Columna publicada el 19.12.18 en La Tercera PM.

A falta de nuestra rutinaria discusión anual por el pesebre en La Moneda, este diciembre ha traído consigo la publicación de una encuesta del CEP sobre el estado de la religión en Chile. Su atractivo principal reside en la comparación con los resultados equivalentes de una y dos décadas atrás. Y es esa película, en movimiento, la que conviene mirar.

Porque la foto del momento, con un 55% de católicos y un 16% de evangélicos, difícilmente impresionará a alguien. Pero quien observa la división por edades, verá que en el segmento de 18 a 34 años la cosa se pone más seria: ahí se cae, respectivamente, a 45% y 11%. Si alguien cree que nada importante está pasando, uno imagina que estas cifras lo harán despertar. Aunque por otra parte, tales cifras tal vez deban ser consideradas alentadoras para el cristianismo: que en un momento como éste haya un respetable porcentaje de personas de 20 años dispuestas a presentarse como cristianas no está mal. Como para atribuirles virtud heroica.

Sección de datos —
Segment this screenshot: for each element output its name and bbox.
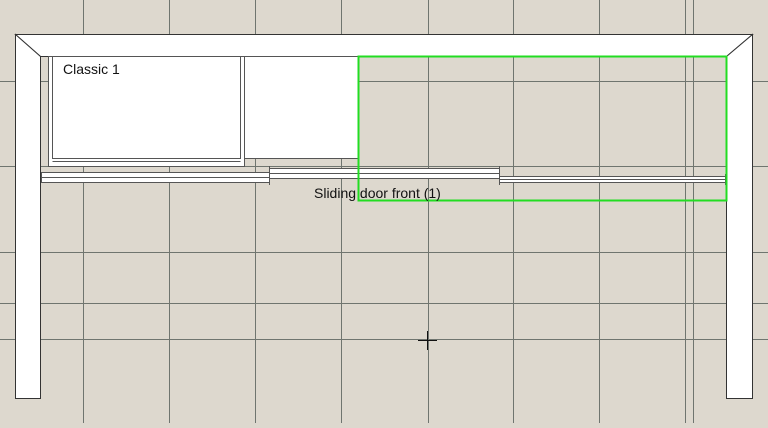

Ejercicio A — Transcribe sin cambios el fragmento de la columna que va desde "A falta de nuestra" hasta "que conviene mirar.".
Ejercicio B — Indica si cada una de estas afirmaciones coincide con la columna, respondiendo sí o no y citando literalmente las palabras que lo deciden: (i) La encuesta del CEP se compara con resultados equivalentes de una y dos décadas atrás. (ii) Entre las personas de 18 a 34 años, los evangélicos llegan al 16%. (iii) La encuesta del CEP se publicó en noviembre.
El material no interviene en absoluto en lo que aquí se pide.

Respuesta correcta A —
A falta de nuestra rutinaria discusión anual por el pesebre en La Moneda, este diciembre ha traído consigo la publicación de una encuesta del CEP sobre el estado de la religión en Chile. Su atractivo principal reside en la comparación con los resultados equivalentes de una y dos décadas atrás. Y es esa película, en movimiento, la que conviene mirar.

Respuesta correcta B —
(i) Sí: "Su atractivo principal reside en la comparación con los resultados equivalentes de una y dos décadas atrás."
(ii) No: "ahí se cae, respectivamente, a 45% y 11%."
(iii) No: "este diciembre ha traído consigo la publicación de una encuesta del CEP"